• _WHAT IS NEEDED_:
Using the listing below, please gather every line containing the word "this".

• _WORKING DATA_:
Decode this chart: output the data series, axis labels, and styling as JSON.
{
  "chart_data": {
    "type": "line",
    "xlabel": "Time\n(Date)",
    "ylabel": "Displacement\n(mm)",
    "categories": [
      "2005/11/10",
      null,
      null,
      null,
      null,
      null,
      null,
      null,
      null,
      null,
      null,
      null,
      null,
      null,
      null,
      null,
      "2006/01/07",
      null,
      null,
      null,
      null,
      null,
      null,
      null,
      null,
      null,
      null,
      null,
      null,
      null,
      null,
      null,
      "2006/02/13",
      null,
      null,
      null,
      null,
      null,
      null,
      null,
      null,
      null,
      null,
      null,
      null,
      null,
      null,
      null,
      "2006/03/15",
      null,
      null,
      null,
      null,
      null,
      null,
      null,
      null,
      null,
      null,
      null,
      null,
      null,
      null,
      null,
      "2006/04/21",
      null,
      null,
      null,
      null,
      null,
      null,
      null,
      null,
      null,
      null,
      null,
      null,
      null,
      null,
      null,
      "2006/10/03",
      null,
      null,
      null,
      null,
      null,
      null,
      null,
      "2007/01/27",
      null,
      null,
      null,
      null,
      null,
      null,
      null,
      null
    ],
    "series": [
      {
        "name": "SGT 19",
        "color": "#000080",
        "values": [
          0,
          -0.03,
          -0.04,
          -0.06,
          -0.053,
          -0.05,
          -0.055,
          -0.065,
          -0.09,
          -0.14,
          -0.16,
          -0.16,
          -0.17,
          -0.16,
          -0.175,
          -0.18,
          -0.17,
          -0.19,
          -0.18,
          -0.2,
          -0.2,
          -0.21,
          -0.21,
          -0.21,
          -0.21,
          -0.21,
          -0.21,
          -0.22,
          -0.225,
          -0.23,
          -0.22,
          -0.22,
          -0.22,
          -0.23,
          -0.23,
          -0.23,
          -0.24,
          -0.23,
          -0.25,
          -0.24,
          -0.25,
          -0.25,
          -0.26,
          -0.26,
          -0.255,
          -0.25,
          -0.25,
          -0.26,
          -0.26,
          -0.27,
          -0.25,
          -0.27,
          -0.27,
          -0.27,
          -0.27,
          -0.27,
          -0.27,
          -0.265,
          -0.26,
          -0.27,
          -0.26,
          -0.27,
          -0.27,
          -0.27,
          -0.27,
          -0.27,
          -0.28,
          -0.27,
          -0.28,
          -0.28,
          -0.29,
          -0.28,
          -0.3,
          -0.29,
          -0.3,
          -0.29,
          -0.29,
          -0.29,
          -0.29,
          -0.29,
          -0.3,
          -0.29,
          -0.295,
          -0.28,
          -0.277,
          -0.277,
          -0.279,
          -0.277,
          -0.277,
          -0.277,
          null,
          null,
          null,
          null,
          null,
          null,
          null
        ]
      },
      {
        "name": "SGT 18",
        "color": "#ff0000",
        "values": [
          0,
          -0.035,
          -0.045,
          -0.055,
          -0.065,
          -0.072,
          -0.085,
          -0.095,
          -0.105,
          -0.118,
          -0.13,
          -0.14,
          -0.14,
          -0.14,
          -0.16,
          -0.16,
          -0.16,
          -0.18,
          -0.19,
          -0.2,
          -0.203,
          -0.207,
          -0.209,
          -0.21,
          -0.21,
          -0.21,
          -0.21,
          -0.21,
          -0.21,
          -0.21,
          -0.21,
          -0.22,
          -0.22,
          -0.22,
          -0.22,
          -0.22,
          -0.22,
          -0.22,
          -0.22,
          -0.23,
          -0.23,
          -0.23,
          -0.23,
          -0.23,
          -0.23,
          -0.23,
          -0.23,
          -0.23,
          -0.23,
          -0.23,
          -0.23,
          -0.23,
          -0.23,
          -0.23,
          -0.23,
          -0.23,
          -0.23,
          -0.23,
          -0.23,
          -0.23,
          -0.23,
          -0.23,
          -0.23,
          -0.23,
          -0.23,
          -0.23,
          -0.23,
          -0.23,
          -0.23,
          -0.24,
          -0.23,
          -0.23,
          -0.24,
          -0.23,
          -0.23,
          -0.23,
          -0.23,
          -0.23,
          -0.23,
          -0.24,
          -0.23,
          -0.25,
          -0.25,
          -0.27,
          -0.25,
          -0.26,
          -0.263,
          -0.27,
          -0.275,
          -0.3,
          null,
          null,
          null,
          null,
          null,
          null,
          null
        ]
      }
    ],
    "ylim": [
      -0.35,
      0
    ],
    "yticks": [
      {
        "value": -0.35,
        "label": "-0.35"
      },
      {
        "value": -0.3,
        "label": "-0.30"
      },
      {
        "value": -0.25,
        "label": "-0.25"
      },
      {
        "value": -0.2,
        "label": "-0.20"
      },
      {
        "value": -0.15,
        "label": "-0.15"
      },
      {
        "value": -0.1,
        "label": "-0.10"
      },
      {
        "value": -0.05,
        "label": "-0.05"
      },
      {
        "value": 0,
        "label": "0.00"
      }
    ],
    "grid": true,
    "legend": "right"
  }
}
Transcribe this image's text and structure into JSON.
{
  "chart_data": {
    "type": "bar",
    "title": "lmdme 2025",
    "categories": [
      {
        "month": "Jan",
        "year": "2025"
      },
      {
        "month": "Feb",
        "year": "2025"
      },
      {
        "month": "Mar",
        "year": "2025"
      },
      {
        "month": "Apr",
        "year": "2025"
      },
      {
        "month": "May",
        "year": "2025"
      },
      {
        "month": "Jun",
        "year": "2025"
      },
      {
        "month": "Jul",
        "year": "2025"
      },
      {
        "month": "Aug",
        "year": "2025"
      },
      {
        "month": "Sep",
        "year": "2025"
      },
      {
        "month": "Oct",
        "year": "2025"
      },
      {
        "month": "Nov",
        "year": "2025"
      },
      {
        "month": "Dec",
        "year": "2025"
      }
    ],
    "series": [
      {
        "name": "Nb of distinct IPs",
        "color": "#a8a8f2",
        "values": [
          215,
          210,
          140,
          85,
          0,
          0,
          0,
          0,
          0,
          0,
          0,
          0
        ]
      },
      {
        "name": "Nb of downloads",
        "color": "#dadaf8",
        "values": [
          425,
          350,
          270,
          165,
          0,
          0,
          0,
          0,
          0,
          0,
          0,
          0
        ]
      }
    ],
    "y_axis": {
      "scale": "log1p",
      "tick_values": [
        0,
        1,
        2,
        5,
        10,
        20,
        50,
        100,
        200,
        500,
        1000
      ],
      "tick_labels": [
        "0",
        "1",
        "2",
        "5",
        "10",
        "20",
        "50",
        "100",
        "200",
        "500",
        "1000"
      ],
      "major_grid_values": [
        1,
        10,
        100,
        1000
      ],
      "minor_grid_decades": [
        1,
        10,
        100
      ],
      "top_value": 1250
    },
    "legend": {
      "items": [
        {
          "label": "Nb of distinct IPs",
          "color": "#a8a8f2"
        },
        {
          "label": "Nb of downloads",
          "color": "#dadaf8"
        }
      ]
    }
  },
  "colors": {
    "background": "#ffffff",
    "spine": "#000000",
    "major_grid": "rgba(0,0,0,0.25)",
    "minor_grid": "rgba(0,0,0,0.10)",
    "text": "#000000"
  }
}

• _RESPONSE_:
Decode this chart: output the data series, axis labels, and styling as JSON.
Transcribe this image's text and structure into JSON.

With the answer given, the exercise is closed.